• Short task: Where a line contains the word "time", copy that line.

• Supplied data:
::::

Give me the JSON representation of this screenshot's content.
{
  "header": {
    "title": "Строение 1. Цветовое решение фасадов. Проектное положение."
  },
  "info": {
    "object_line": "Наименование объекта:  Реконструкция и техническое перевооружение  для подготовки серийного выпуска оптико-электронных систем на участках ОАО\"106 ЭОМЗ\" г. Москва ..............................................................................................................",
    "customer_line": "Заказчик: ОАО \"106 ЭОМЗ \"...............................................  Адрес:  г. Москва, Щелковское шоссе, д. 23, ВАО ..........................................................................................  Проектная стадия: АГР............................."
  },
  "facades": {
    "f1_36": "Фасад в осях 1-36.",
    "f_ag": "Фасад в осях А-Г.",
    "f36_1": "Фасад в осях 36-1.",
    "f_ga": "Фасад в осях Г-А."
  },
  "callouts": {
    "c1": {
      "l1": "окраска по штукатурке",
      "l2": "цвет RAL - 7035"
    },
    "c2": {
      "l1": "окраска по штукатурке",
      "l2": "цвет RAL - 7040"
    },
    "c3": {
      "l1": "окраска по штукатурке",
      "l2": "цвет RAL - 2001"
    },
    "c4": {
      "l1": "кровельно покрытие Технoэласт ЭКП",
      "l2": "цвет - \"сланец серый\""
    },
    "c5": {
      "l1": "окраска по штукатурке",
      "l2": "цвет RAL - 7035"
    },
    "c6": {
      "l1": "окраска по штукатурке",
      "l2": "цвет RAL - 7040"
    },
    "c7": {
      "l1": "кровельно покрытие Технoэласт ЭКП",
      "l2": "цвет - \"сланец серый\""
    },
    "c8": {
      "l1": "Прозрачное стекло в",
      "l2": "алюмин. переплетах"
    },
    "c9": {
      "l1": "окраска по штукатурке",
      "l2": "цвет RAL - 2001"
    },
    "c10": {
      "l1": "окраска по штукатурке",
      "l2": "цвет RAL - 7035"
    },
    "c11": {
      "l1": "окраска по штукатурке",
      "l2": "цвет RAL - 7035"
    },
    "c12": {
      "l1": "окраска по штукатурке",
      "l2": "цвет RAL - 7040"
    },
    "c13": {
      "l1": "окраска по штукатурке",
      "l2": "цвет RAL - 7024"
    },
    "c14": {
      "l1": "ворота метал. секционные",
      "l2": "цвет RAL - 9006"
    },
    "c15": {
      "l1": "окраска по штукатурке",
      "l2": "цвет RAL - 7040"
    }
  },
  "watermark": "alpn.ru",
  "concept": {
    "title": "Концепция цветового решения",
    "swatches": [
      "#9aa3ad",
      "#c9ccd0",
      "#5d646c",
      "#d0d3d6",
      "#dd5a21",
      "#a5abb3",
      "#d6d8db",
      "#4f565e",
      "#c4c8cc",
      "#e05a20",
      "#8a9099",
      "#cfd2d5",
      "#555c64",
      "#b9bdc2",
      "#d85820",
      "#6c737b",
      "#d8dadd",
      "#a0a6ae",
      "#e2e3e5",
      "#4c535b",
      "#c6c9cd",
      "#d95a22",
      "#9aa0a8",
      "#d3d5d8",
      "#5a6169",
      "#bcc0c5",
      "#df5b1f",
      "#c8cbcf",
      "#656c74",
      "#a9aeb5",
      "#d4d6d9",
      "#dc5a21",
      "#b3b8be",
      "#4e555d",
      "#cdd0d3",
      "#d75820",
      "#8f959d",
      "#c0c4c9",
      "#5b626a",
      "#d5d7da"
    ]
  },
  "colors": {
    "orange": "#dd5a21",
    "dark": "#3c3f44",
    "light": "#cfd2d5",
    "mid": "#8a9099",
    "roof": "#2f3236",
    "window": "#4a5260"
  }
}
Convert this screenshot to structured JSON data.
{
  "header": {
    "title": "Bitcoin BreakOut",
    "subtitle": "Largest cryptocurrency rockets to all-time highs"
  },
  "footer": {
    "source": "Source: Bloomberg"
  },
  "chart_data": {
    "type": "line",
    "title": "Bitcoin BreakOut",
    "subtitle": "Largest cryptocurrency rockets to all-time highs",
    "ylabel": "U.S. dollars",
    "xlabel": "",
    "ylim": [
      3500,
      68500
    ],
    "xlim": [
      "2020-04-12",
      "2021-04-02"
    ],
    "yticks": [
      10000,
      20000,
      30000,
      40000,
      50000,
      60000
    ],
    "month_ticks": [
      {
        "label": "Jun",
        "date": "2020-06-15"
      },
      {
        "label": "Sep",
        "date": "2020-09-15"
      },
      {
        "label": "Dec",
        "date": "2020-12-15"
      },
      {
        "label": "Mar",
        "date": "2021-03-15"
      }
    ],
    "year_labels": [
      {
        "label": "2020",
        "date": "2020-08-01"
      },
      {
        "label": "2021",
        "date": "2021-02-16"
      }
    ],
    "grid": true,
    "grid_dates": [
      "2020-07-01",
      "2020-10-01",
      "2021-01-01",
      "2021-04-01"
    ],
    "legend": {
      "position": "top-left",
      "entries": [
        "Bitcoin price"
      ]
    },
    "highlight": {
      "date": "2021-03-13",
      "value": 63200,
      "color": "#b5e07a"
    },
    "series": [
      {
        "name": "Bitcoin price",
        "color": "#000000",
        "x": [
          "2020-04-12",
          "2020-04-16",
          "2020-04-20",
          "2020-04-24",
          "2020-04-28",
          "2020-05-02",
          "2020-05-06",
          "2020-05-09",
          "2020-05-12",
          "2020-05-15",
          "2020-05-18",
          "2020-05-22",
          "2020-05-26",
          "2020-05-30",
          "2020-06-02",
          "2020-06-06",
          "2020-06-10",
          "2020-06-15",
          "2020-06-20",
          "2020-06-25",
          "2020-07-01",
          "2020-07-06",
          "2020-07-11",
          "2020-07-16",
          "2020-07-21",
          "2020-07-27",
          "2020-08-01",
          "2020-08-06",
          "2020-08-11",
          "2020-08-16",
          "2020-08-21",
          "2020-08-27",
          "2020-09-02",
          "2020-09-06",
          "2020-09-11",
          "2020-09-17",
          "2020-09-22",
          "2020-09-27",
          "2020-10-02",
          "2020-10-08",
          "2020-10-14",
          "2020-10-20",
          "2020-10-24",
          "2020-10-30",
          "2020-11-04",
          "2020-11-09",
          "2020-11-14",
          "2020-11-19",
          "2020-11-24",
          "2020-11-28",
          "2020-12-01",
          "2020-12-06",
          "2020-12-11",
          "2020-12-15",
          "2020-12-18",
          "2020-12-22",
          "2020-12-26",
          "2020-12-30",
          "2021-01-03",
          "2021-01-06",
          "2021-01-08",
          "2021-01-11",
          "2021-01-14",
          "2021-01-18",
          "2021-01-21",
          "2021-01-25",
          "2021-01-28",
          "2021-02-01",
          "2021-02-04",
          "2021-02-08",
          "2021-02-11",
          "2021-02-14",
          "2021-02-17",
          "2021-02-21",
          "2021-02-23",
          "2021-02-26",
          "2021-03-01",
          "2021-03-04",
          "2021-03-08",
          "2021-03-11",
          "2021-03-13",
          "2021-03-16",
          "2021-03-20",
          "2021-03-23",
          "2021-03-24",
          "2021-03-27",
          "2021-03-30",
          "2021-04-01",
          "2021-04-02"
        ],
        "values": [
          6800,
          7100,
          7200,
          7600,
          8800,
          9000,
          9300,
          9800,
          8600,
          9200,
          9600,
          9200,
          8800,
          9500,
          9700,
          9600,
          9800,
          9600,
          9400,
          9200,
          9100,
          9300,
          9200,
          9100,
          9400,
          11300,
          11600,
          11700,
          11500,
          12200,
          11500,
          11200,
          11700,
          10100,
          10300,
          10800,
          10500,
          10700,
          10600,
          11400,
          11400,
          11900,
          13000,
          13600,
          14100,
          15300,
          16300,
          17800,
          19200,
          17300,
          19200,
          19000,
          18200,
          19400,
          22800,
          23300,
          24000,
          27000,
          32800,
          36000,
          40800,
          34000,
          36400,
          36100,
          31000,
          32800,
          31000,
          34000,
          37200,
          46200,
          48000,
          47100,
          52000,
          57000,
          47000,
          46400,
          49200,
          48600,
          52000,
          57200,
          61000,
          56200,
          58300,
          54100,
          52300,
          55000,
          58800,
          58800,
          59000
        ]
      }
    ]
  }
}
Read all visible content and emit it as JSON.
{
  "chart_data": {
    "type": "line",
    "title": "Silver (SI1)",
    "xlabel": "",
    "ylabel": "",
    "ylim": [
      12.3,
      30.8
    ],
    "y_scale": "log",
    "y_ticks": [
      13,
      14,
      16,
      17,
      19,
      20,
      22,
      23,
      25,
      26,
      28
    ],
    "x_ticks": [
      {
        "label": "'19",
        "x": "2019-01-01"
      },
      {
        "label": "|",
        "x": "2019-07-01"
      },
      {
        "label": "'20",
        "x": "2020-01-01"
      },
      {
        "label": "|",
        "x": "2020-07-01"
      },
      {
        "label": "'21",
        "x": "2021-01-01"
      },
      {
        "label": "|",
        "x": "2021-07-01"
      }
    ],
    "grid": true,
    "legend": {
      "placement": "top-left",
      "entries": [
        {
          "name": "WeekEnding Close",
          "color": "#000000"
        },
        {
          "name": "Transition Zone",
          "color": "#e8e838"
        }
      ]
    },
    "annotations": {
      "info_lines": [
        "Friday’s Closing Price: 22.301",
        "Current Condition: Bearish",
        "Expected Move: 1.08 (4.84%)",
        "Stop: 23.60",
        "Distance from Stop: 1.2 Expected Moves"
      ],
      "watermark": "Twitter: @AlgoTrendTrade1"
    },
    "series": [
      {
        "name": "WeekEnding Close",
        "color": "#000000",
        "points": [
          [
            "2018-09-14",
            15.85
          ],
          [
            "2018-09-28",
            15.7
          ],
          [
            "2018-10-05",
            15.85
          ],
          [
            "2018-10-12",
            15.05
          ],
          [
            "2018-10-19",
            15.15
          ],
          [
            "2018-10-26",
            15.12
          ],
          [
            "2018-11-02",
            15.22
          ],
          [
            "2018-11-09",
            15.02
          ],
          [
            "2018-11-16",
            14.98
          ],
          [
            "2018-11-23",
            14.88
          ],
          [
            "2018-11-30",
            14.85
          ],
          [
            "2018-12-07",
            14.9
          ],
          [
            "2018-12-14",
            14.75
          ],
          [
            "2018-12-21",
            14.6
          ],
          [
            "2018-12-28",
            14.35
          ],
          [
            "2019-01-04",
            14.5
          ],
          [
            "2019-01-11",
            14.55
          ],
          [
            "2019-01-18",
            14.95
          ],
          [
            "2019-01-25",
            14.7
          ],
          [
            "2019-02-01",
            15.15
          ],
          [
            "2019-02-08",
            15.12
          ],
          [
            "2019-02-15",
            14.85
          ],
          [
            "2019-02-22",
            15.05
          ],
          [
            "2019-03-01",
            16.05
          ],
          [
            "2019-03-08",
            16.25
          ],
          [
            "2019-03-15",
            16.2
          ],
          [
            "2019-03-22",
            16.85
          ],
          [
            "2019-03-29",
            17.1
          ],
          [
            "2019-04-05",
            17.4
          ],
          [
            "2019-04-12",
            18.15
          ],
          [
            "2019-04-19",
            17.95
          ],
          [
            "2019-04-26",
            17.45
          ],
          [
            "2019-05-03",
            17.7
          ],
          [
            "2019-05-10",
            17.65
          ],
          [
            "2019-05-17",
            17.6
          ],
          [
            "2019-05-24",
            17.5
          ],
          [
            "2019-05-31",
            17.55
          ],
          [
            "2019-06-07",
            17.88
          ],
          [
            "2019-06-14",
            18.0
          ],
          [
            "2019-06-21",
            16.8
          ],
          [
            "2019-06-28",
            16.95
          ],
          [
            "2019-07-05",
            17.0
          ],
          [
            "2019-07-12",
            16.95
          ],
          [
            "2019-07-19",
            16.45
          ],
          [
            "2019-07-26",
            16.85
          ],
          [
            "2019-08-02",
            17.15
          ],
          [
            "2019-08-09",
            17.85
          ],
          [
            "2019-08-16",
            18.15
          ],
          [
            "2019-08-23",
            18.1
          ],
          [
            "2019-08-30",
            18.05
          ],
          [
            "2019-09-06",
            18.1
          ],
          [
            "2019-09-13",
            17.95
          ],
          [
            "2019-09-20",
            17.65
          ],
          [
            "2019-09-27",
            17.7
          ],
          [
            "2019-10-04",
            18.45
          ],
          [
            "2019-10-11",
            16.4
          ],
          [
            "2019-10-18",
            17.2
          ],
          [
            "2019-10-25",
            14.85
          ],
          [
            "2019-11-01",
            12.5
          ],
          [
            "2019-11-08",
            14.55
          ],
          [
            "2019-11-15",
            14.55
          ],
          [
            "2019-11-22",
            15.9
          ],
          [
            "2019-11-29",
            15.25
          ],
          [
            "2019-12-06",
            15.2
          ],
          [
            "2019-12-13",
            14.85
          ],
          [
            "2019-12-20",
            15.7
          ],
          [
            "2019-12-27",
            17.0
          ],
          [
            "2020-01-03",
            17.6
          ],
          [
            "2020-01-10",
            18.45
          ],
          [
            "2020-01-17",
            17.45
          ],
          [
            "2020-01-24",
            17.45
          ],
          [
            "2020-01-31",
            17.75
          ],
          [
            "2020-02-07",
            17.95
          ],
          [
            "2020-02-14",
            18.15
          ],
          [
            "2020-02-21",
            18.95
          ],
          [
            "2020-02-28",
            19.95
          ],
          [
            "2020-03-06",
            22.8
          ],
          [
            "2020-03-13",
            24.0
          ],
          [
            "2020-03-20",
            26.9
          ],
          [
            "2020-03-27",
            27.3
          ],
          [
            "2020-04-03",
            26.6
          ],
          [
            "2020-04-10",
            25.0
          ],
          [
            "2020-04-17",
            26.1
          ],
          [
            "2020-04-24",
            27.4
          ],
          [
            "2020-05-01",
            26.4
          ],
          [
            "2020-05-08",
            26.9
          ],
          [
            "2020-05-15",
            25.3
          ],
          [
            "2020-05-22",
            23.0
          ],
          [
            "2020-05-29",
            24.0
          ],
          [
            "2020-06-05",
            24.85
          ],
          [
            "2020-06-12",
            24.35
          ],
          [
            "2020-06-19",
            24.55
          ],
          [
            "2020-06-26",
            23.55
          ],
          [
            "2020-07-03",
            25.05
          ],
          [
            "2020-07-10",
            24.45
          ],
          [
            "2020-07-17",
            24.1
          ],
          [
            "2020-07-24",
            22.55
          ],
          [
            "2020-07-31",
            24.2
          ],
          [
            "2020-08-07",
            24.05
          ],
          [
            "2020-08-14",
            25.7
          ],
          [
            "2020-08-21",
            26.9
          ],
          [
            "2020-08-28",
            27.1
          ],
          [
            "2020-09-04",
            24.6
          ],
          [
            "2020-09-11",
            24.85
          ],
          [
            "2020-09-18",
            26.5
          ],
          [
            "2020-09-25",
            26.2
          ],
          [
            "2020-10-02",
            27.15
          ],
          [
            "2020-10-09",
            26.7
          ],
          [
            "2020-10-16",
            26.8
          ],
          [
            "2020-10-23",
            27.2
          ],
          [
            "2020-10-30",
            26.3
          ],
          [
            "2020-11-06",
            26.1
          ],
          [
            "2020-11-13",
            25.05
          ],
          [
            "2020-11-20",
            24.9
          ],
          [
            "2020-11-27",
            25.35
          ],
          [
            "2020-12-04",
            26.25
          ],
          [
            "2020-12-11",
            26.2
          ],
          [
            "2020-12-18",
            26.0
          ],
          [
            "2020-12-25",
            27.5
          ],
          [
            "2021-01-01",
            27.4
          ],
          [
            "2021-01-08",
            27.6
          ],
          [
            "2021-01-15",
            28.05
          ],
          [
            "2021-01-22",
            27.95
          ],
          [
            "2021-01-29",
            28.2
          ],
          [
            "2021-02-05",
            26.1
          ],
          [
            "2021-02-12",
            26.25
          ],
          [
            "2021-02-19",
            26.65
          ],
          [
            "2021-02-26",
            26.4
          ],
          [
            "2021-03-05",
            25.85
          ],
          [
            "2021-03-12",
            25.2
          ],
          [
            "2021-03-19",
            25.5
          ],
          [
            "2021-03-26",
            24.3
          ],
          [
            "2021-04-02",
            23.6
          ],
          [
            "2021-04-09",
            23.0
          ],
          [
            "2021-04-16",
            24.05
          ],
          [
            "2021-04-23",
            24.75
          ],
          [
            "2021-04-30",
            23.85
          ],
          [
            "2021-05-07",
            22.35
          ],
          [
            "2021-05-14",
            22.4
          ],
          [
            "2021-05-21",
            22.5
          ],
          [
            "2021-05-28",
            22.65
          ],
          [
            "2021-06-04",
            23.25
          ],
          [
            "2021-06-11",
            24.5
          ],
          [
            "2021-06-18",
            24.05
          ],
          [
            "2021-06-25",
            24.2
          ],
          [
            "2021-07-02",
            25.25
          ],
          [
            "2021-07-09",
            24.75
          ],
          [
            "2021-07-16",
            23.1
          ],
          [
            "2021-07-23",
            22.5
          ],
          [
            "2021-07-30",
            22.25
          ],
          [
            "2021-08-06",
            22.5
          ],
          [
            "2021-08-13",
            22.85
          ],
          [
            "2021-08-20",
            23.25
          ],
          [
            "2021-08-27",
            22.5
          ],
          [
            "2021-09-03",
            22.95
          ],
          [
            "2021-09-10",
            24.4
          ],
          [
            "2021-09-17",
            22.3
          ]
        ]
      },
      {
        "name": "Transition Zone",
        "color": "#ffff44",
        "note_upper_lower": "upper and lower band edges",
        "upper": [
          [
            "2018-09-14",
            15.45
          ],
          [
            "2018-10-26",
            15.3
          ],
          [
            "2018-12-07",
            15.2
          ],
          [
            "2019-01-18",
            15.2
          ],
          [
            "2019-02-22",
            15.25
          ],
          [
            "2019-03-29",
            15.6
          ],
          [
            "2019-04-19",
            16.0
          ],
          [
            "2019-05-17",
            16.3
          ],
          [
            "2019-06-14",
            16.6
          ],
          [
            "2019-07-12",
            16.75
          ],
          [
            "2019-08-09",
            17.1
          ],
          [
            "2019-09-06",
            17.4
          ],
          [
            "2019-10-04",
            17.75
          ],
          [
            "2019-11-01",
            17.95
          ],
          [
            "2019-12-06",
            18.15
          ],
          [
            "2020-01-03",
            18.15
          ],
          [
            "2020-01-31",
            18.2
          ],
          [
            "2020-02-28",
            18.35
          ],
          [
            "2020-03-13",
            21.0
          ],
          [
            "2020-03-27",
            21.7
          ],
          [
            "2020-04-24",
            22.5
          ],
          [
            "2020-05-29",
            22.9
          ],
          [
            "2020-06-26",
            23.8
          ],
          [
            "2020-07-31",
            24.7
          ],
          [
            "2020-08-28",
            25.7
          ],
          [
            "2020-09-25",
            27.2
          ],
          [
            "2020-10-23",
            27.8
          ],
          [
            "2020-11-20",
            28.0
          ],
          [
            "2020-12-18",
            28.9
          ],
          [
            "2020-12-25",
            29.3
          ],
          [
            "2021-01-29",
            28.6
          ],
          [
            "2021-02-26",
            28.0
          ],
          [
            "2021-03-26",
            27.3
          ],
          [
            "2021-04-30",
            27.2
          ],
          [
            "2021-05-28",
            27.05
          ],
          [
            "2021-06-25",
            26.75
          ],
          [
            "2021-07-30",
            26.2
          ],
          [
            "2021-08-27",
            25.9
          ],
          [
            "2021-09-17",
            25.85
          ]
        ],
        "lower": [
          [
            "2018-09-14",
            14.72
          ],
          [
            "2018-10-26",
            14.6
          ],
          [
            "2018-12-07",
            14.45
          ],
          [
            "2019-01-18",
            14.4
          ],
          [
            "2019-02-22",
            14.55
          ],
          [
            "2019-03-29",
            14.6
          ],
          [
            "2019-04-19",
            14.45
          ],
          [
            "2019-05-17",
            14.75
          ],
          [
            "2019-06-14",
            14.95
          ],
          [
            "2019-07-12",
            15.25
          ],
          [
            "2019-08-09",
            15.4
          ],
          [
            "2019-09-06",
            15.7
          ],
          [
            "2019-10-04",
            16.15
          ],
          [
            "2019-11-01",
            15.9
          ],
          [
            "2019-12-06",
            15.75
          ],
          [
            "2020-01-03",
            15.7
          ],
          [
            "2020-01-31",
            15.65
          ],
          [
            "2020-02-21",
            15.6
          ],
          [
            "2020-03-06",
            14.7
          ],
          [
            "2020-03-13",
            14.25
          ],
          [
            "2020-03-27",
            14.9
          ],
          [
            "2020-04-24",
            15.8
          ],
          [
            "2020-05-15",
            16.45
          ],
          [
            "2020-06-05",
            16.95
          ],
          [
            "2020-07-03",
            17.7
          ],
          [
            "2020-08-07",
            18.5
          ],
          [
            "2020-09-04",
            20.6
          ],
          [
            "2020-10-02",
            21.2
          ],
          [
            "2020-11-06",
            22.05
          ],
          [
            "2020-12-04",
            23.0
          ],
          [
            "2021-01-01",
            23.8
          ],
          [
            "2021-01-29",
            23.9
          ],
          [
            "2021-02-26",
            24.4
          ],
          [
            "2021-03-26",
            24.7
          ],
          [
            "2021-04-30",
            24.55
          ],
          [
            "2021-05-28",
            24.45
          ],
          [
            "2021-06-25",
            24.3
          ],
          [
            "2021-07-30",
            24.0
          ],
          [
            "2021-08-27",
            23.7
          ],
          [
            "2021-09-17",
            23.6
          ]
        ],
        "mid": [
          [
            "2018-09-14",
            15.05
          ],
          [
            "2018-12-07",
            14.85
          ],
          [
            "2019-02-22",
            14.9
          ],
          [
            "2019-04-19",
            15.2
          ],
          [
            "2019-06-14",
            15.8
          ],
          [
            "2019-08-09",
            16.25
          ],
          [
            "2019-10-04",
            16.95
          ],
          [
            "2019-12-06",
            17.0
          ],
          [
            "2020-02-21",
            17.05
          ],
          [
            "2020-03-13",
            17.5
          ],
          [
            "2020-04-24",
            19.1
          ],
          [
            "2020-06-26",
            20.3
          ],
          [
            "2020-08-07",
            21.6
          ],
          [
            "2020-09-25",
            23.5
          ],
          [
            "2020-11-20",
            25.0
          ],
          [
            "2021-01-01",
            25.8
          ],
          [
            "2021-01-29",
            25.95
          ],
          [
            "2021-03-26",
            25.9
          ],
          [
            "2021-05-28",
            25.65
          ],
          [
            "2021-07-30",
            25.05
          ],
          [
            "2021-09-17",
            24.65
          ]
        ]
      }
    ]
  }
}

::::

• Output for this task:
    "subtitle": "Largest cryptocurrency rockets to all-time highs"
    "subtitle": "Largest cryptocurrency rockets to all-time highs",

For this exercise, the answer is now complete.